▶ _Record list_:

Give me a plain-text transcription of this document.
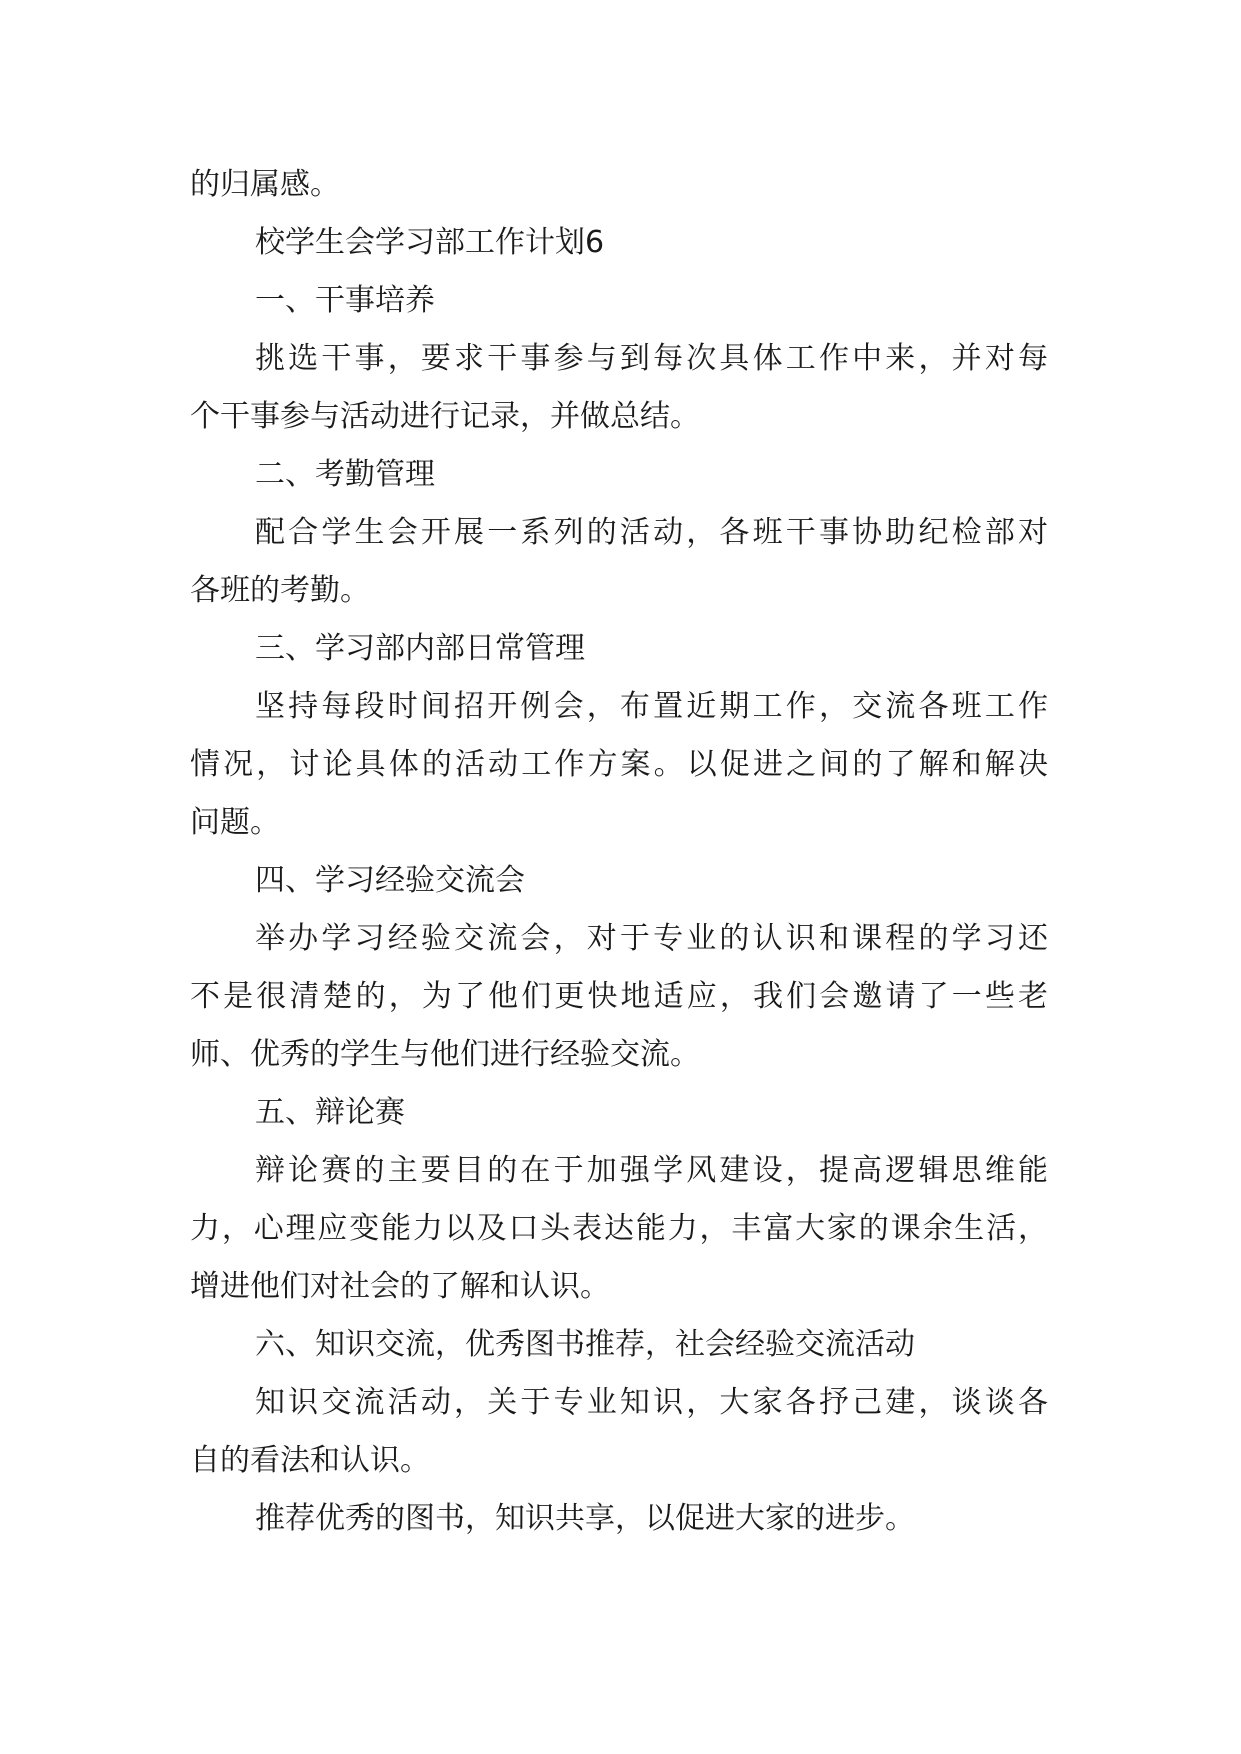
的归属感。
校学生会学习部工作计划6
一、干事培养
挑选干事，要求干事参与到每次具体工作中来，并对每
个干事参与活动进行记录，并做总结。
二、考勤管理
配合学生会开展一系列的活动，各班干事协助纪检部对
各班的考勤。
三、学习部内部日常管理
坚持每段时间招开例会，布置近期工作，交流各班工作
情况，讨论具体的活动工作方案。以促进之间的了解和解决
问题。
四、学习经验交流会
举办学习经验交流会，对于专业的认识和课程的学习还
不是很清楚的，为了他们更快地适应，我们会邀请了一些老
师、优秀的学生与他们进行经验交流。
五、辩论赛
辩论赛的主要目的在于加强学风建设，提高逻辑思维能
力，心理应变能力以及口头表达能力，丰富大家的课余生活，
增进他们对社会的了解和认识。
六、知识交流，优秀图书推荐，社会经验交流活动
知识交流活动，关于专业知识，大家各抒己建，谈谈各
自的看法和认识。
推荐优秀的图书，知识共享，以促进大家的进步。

==

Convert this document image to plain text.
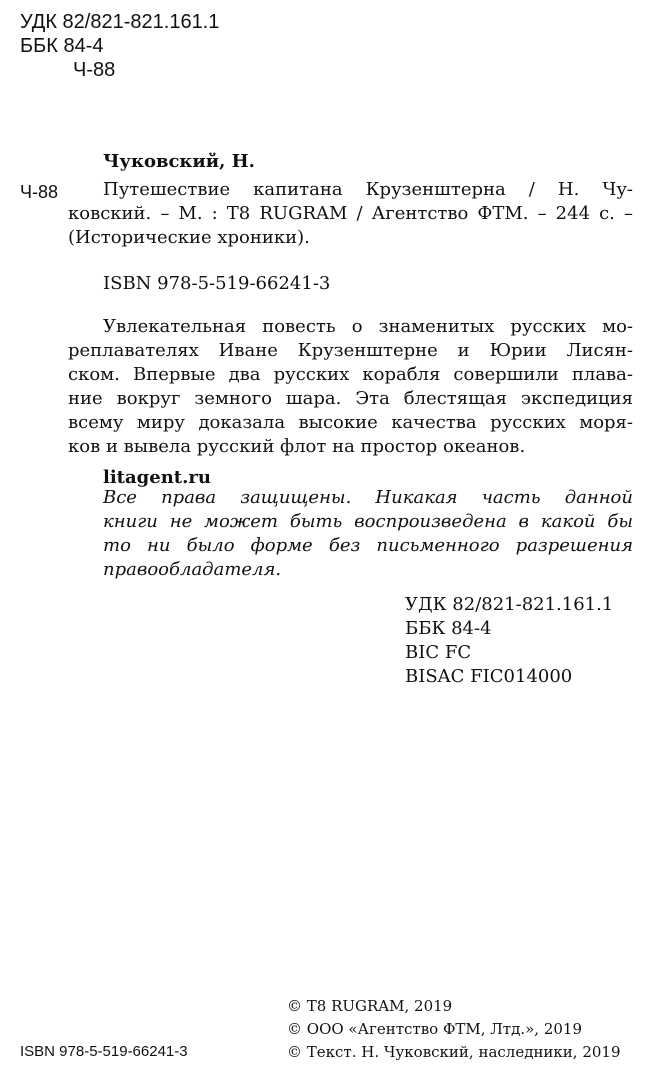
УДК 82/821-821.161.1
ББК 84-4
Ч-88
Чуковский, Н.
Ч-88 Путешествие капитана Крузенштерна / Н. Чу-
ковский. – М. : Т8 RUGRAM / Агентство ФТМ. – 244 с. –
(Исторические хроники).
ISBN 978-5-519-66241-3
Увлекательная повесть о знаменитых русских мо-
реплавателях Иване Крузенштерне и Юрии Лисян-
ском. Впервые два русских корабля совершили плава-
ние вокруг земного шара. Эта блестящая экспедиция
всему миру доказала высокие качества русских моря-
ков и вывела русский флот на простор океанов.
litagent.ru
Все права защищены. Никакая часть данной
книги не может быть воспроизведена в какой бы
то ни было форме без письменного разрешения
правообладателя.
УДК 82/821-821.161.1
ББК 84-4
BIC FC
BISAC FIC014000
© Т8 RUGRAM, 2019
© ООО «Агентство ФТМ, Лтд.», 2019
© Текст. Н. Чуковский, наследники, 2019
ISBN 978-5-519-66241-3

▶ _Problem to solve_: Return the lines of the records that include the string "document".

▶ _Full answer_:
Give me a plain-text transcription of this document.
Convert this document image to plain text.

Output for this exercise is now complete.